EXERCISE
Rewrite the entries below, replacing every occurrence of "x-tick-label" with "x-axis-tick" and leaving everything else unchanged.

== RECORDS PROVIDED

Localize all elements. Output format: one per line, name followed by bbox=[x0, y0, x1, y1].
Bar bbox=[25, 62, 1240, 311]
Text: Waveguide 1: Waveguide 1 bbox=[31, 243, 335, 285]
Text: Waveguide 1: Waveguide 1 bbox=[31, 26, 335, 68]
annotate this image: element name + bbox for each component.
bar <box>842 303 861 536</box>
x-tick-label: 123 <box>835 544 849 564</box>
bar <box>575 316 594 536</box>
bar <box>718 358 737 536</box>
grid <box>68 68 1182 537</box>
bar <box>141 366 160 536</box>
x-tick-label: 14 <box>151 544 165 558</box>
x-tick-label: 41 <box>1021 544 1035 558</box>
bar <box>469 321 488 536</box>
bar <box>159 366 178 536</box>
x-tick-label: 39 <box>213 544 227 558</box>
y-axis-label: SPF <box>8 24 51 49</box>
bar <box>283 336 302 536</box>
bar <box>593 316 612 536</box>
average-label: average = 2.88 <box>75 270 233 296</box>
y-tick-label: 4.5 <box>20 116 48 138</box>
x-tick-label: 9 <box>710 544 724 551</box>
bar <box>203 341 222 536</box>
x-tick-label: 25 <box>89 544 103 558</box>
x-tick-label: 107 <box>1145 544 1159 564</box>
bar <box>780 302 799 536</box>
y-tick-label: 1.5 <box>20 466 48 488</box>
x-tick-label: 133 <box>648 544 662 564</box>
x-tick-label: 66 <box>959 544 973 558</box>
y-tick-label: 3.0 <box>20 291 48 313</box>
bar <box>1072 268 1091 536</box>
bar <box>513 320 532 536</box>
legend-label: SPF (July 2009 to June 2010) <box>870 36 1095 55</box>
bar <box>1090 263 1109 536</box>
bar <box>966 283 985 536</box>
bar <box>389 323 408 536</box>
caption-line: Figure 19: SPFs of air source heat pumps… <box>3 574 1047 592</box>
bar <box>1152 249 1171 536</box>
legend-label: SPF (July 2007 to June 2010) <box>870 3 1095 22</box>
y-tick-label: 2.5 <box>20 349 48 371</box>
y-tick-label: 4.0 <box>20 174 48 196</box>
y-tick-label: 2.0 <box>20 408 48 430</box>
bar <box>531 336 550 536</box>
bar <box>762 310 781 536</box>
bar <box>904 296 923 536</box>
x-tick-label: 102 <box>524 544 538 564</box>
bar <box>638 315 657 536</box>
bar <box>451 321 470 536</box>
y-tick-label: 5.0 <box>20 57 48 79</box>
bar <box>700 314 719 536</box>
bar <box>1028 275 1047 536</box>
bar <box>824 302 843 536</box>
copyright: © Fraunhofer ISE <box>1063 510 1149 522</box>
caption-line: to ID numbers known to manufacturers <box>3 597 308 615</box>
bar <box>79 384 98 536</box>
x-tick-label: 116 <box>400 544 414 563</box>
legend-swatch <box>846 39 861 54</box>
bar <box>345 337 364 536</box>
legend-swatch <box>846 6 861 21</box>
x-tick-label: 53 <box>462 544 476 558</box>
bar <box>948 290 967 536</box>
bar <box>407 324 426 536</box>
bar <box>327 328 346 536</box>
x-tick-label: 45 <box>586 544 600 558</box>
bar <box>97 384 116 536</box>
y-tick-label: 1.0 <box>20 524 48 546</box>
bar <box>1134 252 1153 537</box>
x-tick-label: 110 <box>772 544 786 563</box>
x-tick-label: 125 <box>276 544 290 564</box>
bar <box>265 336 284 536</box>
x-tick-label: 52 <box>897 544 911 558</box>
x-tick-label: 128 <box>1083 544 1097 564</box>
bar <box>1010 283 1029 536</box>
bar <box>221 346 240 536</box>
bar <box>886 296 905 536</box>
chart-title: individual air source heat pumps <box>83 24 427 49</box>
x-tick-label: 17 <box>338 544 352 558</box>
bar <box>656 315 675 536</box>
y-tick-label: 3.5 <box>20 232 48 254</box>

====

TASK OUTPUT
Localize all elements. Output format: one per line, name followed by bbox=[x0, y0, x1, y1].
Bar bbox=[25, 62, 1240, 311]
Text: Waveguide 1: Waveguide 1 bbox=[31, 243, 335, 285]
Text: Waveguide 1: Waveguide 1 bbox=[31, 26, 335, 68]
annotate this image: element name + bbox for each component.
bar <box>842 303 861 536</box>
x-axis-tick: 123 <box>835 544 849 564</box>
bar <box>575 316 594 536</box>
bar <box>718 358 737 536</box>
grid <box>68 68 1182 537</box>
bar <box>141 366 160 536</box>
x-axis-tick: 14 <box>151 544 165 558</box>
x-axis-tick: 41 <box>1021 544 1035 558</box>
bar <box>469 321 488 536</box>
bar <box>159 366 178 536</box>
x-axis-tick: 39 <box>213 544 227 558</box>
y-axis-label: SPF <box>8 24 51 49</box>
bar <box>283 336 302 536</box>
bar <box>593 316 612 536</box>
average-label: average = 2.88 <box>75 270 233 296</box>
y-tick-label: 4.5 <box>20 116 48 138</box>
x-axis-tick: 9 <box>710 544 724 551</box>
bar <box>203 341 222 536</box>
x-axis-tick: 25 <box>89 544 103 558</box>
x-axis-tick: 107 <box>1145 544 1159 564</box>
bar <box>780 302 799 536</box>
y-tick-label: 1.5 <box>20 466 48 488</box>
x-axis-tick: 133 <box>648 544 662 564</box>
x-axis-tick: 66 <box>959 544 973 558</box>
y-tick-label: 3.0 <box>20 291 48 313</box>
bar <box>1072 268 1091 536</box>
bar <box>513 320 532 536</box>
legend-label: SPF (July 2009 to June 2010) <box>870 36 1095 55</box>
bar <box>1090 263 1109 536</box>
bar <box>966 283 985 536</box>
bar <box>389 323 408 536</box>
caption-line: Figure 19: SPFs of air source heat pumps… <box>3 574 1047 592</box>
bar <box>1152 249 1171 536</box>
legend-label: SPF (July 2007 to June 2010) <box>870 3 1095 22</box>
y-tick-label: 2.5 <box>20 349 48 371</box>
y-tick-label: 4.0 <box>20 174 48 196</box>
y-tick-label: 2.0 <box>20 408 48 430</box>
bar <box>531 336 550 536</box>
bar <box>762 310 781 536</box>
bar <box>904 296 923 536</box>
x-axis-tick: 102 <box>524 544 538 564</box>
bar <box>638 315 657 536</box>
bar <box>451 321 470 536</box>
y-tick-label: 5.0 <box>20 57 48 79</box>
bar <box>700 314 719 536</box>
bar <box>1028 275 1047 536</box>
bar <box>824 302 843 536</box>
copyright: © Fraunhofer ISE <box>1063 510 1149 522</box>
caption-line: to ID numbers known to manufacturers <box>3 597 308 615</box>
bar <box>79 384 98 536</box>
x-axis-tick: 116 <box>400 544 414 563</box>
legend-swatch <box>846 39 861 54</box>
bar <box>345 337 364 536</box>
legend-swatch <box>846 6 861 21</box>
x-axis-tick: 53 <box>462 544 476 558</box>
bar <box>948 290 967 536</box>
bar <box>407 324 426 536</box>
bar <box>327 328 346 536</box>
x-axis-tick: 45 <box>586 544 600 558</box>
bar <box>97 384 116 536</box>
y-tick-label: 1.0 <box>20 524 48 546</box>
bar <box>1134 252 1153 537</box>
x-axis-tick: 110 <box>772 544 786 563</box>
x-axis-tick: 125 <box>276 544 290 564</box>
bar <box>265 336 284 536</box>
x-axis-tick: 52 <box>897 544 911 558</box>
x-axis-tick: 128 <box>1083 544 1097 564</box>
bar <box>1010 283 1029 536</box>
bar <box>221 346 240 536</box>
bar <box>886 296 905 536</box>
chart-title: individual air source heat pumps <box>83 24 427 49</box>
x-axis-tick: 17 <box>338 544 352 558</box>
bar <box>656 315 675 536</box>
y-tick-label: 3.5 <box>20 232 48 254</box>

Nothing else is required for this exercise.